→ **Excerpt to read**
START

# Excercise 2.6 Linear Equations in One Variable- NCERT Solutions Class 8

Linear Equations in One Variable

## Question 1

Solve: \(\begin{align}\frac{{8x - 3}}{{3x}} = 2\end{align}\)

### Solution

**Video Solution**

**What is known?**

Equation

**What is unknown?**

Value of the variable

**Reasoning:**

Multiple both sides by the L.C.M of the denominators to get rid of fractional number. Now transpose variables to one side and constant to another side.

**Steps:**

\(\begin{align}\frac{{8x - 3}}{{3x}} = 2\end{align}\)

On multiplying both sides by \(3x\), we obtain

\[\begin{align}8x - 3 = 6x \\8x - 6x = 3 \\\,\,\,\,\,\,\,\,\,\,2x = 3 \\\,\,\,\,\,\,\,\,\,\,\,\,x = \frac{3}{2} \\\end{align} \]

## Question 2

Solve: \(\begin{align}\frac{{9x}}{{7 - 6x}} = 15\end{align}\)

### Solution

**Video Solution**

**What is known?**

Equation

**What is unknown?**

Value of the variable

**Reasoning: **

Multiple both sides by the L.C.M of the denominators to get rid of fractional number. Now transpose variables to one side and constant to another side.

**Steps:**

On multiplying both sides by \(7{\text{ }} - {\text{ }}6x\) we obtain

\[\begin{align}9x &= 15\left( {7 - 6x} \right) \\

9x &= 105 - 90x \\

9x + 90x &= 105 \\

\,\,\,\,\,\,\,\,\,\,99x &= 105 \\

\,\,\,\,\,\,\,\,\,\,\,\,\,\,\,x &= \frac{{105}}{{99}} \\

\,\,\,\,\,\,\,\,\,\,\,\,\,\,\,\,\,\, &= \frac{{35}}{{33}} \\

\end{align} \]

## Question 3

** **Solve: \(\begin{align}\frac{z}{{z + 15}} = \frac{4}{9}\end{align}\)

### Solution

**Video Solution**

**What is known?**

Equation

**What is unknown?**

Value of the variable

**Reasoning:**

Multiple both sides by the L.C.M of the denominators to get rid of fractional number. Now transpose variables to one side and constant to another side.

**Steps:**

On multiplying both sides by\(\begin{align} {\text{ 9(}}z{\text{ + 15), }} \hfill \\ \end{align} \)we obtain

\[\begin{align}9z& = 4\left( {{\rm{z + 15}}} \right)\\9z &= 4z + 60\\9z - 4z &= 60\\\,\,\,\,\,\,\,5z &= 60\\\,\,\,\,\,\,\,\,\,z &= 12\end{align}\]

## Question 4

Solve:\(\begin{align}\frac{{3y + 4}}{{2 - 6y}} = \frac{{ - 2}}{5}\end{align}\)

END

→ **Raw data**
START

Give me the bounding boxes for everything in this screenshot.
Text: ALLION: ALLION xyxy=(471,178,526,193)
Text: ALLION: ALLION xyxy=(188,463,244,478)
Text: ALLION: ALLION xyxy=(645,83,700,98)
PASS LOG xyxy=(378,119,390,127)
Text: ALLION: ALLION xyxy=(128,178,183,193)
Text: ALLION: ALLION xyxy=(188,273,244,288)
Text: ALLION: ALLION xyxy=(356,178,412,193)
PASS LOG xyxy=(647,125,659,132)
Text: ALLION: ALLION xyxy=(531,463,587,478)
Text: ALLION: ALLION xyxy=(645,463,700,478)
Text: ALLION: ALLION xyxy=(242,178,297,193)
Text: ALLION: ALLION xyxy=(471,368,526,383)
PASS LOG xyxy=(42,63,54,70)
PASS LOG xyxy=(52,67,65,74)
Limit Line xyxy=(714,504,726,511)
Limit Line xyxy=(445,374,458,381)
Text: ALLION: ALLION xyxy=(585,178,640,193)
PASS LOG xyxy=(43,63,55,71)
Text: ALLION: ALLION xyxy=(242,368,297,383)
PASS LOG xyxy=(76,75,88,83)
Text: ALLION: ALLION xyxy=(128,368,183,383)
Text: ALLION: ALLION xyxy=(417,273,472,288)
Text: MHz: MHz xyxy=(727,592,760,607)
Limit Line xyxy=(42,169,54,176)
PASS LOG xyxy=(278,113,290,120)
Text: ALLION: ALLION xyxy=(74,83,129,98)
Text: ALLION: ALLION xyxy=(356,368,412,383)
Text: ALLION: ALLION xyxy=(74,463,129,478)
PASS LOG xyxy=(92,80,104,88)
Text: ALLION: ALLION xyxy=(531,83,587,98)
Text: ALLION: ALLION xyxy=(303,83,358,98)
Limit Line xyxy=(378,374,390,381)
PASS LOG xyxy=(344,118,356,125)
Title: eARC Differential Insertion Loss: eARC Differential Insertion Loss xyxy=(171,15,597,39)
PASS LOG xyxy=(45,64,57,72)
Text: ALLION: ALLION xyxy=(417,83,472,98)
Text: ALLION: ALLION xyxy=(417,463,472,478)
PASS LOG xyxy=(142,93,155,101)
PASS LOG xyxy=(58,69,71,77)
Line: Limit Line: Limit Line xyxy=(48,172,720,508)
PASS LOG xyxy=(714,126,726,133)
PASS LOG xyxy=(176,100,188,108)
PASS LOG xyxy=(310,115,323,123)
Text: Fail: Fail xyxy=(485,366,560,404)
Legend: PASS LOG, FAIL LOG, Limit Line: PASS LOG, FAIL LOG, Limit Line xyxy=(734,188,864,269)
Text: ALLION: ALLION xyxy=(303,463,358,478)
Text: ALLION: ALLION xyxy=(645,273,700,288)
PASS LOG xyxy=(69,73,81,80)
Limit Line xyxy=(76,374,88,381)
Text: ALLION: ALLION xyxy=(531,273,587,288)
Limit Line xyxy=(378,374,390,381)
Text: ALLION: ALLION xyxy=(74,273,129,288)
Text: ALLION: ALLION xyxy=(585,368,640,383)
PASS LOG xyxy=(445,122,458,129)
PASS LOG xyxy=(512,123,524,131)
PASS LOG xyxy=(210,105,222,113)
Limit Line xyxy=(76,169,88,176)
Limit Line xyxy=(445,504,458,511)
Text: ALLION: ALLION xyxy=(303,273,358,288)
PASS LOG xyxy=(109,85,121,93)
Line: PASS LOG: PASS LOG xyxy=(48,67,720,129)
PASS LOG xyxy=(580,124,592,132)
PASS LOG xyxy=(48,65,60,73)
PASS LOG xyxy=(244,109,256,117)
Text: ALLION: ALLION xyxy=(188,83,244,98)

END

→ **What you need to do**
• 1. List every equation that the linear equations page sets out to solve, in the order they appear.
• 2. Please turn the Reasoning paragraph under Question 1 of the linear equations page, beginning "Multiple both sides by the L.C.M", into a short list of steps.
• 3. On the linear equations page, what value of z does the solution to Question 3 reach?
The records come from a separate source.

→ **Answer list**
• 1.
1. (8x − 3)/(3x) = 2
2. 9x/(7 − 6x) = 15
3. z/(z + 15) = 4/9
4. (3y + 4)/(2 − 6y) = −2/5

• 2.
- Multiply both sides by the L.C.M. of the denominators to remove the fractions.
- Transpose the variables to one side and the constants to the other.

• 3. z = 12